*** EXCERPTED TEXT ***

I've some code like:
const methodsList = [
'foo',
'bar',
// ... 20 other items ...
]
export class Relayer {
constructor() {
for (const methodName of methodsList) {
this[methodName] = (...args) => {
// console.log('relaying call to', methodName, args)
// this is same for all methods
}
}
}
}
const relayer = new Relayer()
relayer.foo('asd') // TS error
relayer.bar('jkl', 123) // TS error
Now when I use the class instance, TypeScript complains when I call relayer.foo() or relayer.bar(). To make the code compile, I've to cast it as any or similar.
I've an interface that declares foo, bar and the other methods:
interface MyInterface {
foo: (a: string) => Promise<string>
bar: (b: string, c: number) => Promise<string>
// ... 20 other methods
}
How do I get TypeScript to learn the dynamically declared foo and bar class methods? Can the declare syntax be useful here?
First step is to create a type or interface where when indexed by a value in methodsList, the result will be a function:
// The cast to const changes the type from `string[]` to
// `['foo', 'bar']` (An array of literal string types)
const methodsList = [
'foo',
'bar'
] as const
type HasMethods = { [k in typeof methodsList[number]]: (...args: any[]) => any }
// Or
type MethodNames = typeof methodsList[number] // "foo" | "bar"
// k is either "foo" or "bar", and obj[k] is any function
type HasMethods = { [k in MethodNames]: (...args: any[]) => any }
Then, in the constructor, to be able to assign the keys of methodsList, you can add a type assertion that this is HasMethods:
// General purpose assert function
// If before this, value had type `U`,
// afterwards the type will be `U & T`
declare function assertIs<T>(value: unknown): asserts value is T
class Relayer {
constructor() {
assertIs<HasMethods>(this)
for (const methodName of methodsList) {
// `methodName` has type `"foo" | "bar"`, since
// it's the value of an array with literal type,
// so can index `this` in a type-safe way
this[methodName] = (...args) => {
// ...
}
}
}
}
Now after constructing, you have to cast the type still:
const relayer = new Relayer() as Relayer & HasMethods
relayer.foo('asd')
relayer.bar('jkl', 123)
You can also get rid of the casts when constructed using a factory function:
export class Relayer {
constructor() {
// As above
}
static construct(): Relayer & HasMethods {
return new Relayer() as Relayer & HasMethods
}
}
const relayer = Relayer.construct()
Another way around it is to create a new class and type-assert that new results in a HasMethods object:
class _Relayer {
constructor() {
assertIs<HasMethods>(this)
for (const methodName of methodsList) {
this[methodName] = (...args) => {
// ...
}
}
}
}
export const Relayer = _Relayer as _Relayer & { new (): _Relayer & HasMethods }
const relayer = new Relayer();
relayer.foo('asd')
relayer.bar('jkl', 123)
Or if you are only using new and then methods in methodsList, you can do:
export const Relayer = class Relayer {
constructor() {
assertIs<HasMethods>(this)

***

▶ DIRECTIVES
(A) Answer these from the TypeScript thread, one line each:
(i) According to the comment above it, what does the `as const` cast change the type of `methodsList` from, and to what?
(ii) What return type does the static `construct` method declare?
(iii) In `MyInterface`, what parameters does `bar` take, and what does it return?
(B) Please write the next part of the TypeScript thread, picking up right after its final line.

*** DATA ROWS ***

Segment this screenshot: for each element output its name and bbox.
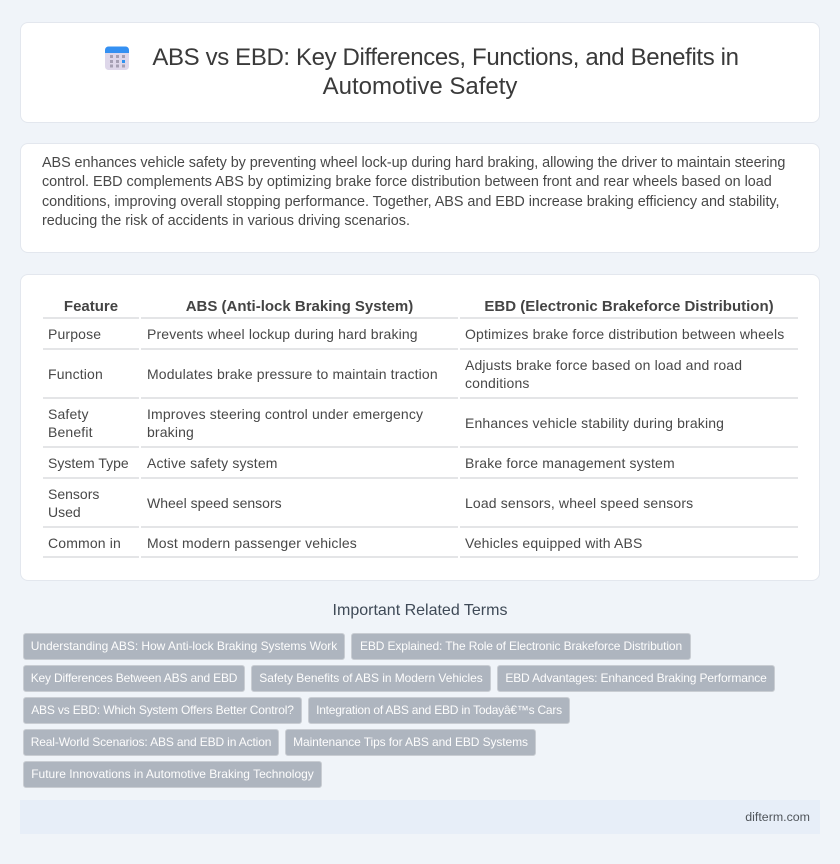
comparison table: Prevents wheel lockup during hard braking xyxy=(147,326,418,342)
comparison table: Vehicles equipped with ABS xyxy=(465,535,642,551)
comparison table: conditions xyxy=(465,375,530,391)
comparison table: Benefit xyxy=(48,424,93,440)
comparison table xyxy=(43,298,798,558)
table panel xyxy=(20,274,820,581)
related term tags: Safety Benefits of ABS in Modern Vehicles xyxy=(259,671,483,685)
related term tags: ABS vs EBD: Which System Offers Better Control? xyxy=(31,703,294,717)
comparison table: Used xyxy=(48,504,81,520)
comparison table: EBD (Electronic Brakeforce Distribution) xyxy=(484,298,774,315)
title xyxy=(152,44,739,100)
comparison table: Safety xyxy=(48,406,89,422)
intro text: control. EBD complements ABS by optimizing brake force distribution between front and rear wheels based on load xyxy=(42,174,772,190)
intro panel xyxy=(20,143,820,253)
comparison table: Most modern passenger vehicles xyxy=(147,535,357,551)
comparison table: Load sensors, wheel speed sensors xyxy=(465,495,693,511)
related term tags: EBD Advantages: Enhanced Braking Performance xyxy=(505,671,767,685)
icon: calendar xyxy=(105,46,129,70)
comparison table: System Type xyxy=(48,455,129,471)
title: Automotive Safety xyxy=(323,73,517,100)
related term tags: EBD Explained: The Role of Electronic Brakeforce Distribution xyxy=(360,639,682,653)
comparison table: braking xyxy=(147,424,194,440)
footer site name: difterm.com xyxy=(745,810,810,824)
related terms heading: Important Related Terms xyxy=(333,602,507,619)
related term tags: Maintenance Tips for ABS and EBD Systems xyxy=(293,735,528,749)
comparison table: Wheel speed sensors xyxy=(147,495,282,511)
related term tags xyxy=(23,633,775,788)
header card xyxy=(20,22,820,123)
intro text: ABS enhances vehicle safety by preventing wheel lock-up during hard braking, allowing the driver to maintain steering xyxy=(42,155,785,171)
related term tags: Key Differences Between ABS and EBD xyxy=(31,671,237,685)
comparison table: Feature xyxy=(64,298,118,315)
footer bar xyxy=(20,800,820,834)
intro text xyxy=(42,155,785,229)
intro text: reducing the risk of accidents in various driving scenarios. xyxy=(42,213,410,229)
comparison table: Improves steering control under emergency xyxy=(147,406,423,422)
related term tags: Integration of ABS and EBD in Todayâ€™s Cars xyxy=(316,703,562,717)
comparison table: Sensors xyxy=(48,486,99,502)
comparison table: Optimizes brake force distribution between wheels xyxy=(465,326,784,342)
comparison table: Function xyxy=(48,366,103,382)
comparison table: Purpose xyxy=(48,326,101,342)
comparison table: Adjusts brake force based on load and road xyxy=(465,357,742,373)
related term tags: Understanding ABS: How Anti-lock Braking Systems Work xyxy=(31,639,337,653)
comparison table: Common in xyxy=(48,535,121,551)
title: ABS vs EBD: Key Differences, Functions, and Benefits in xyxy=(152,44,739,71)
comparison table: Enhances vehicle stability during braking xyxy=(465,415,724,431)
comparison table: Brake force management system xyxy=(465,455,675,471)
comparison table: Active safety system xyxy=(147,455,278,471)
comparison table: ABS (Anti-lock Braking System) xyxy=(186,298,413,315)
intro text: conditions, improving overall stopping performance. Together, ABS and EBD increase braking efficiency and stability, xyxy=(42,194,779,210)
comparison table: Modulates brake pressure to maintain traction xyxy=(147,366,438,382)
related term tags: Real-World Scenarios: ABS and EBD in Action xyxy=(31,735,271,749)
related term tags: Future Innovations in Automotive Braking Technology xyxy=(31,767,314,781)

***

▶ IN RESPONSE
(A)
(i) From `string[]` to `['foo', 'bar']`, an array of literal string types.
(ii) `Relayer & HasMethods`
(iii) It takes `b: string` and `c: number` and returns `Promise<string>`.

(B)
for (const methodName of methodsList) {
this[methodName] = (...args) => {
// ...
}
}
}
} as { new (): HasMethods };
You can also use your MyInterface interface instead of HasMethods, skipping the first step. This also gives type-safety in your calls.
Use the following syntax:
export class Relayer {
constructor() {}
public foo(){
// your foo method
this.executedOnEachFunction();
}
public bar(){
// your bar method
this.executedOnEachFunction();
}
executedOnEachFunction(){
// what you want to do everytime
}
}
https://repl.it/repls/LawfulSurprisedMineral
To me, this sounds like a need for an interface.
interface MyInterface {
foo(): void; // or whatever signature/return type you need
bar(): void;
// ... 20 other items ...
}
export class Relayer implements MyInterface {
constructor() {}
foo(): void {
// whatever you want foo to do
}
// ... the rest of your interface implementation
}
What it looks like you are doing is implementing some interface of sorts. In your constructor you are defining what the method implementations are instead of defining them in the class body. Might help to read Class Type Interfaces
A.js:
// #flow
export interface A {
propA: string;
method(): void;
}
B.js:
// #flow
import { A } from "../interfaces/A.js";
export class B implements A {
propA: string;
// Additional properties here...
method() { //do stuff }
// Additional methods here...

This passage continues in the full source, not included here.